__PROBLEM__.
Return each line containing the string "режущей".

-- THE RECORDS start --

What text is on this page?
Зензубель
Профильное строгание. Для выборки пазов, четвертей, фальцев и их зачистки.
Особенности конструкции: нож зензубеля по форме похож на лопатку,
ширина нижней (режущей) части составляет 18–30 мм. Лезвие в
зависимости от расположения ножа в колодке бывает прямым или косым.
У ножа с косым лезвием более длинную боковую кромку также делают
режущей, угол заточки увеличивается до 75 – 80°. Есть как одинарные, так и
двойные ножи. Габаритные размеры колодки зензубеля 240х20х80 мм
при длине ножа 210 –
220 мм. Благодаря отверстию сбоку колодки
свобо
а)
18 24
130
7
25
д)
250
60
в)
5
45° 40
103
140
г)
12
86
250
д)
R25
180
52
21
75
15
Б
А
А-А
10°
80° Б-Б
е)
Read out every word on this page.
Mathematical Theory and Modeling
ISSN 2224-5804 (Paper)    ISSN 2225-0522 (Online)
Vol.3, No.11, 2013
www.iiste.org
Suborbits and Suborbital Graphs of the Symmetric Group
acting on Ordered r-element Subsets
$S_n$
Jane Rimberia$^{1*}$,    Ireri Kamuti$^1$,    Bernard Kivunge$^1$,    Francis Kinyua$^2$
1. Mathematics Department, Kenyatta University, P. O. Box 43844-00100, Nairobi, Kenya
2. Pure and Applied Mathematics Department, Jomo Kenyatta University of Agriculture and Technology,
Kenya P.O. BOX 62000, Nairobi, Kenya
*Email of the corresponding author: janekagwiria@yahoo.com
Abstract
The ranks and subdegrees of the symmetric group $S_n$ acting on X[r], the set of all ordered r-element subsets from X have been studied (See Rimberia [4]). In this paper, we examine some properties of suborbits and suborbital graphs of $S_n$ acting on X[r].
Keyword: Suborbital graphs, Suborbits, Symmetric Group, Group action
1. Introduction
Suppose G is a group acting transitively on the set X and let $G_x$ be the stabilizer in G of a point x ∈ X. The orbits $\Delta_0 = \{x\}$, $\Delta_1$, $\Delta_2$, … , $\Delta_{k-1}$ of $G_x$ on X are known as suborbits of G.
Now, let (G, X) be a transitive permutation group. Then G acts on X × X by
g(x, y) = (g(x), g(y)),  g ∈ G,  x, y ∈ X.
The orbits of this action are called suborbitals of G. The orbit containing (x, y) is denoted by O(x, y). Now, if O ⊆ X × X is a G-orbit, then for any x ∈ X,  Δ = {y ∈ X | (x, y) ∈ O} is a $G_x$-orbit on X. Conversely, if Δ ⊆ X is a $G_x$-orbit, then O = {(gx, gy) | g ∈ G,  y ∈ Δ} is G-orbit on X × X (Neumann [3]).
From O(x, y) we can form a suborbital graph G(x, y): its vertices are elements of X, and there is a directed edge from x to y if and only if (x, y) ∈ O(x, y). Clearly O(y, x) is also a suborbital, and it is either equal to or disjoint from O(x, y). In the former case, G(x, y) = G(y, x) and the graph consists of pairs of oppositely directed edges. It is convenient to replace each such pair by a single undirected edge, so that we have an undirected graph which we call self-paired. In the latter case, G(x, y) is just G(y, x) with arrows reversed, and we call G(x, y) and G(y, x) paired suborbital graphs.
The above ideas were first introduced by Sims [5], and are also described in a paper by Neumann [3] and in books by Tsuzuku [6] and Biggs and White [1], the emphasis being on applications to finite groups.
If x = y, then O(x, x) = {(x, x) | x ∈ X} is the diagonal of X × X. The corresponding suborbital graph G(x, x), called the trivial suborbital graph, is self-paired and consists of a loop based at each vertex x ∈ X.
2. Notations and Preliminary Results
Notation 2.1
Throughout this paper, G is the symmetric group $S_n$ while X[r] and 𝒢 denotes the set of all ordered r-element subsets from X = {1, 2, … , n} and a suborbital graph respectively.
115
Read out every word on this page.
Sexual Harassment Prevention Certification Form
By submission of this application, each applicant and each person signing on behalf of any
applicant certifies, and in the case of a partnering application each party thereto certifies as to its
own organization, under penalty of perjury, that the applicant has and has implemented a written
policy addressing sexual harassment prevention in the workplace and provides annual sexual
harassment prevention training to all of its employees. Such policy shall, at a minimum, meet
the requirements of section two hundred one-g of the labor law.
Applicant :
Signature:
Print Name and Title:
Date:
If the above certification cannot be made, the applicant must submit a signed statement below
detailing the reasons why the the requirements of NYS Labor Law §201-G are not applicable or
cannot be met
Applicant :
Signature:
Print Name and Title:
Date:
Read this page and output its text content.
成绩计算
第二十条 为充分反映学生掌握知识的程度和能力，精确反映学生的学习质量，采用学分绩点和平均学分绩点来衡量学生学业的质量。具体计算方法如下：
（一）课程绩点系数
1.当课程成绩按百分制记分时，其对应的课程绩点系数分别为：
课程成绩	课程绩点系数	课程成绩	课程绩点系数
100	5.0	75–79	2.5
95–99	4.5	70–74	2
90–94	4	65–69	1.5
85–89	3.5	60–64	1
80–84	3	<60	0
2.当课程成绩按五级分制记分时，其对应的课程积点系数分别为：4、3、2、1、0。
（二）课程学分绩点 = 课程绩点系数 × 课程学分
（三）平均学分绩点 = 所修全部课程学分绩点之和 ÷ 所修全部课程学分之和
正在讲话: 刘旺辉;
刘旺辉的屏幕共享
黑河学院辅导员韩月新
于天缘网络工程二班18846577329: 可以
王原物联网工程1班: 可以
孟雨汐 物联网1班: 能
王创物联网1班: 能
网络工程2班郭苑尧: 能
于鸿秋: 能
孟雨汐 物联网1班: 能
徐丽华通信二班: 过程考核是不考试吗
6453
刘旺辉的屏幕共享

-- THE RECORDS end --

__WRITTEN RESPONSE__.
ширина нижней (режущей) части составляет 18–30 мм. Лезвие в
режущей, угол заточки увеличивается до 75 – 80°. Есть как одинарные, так и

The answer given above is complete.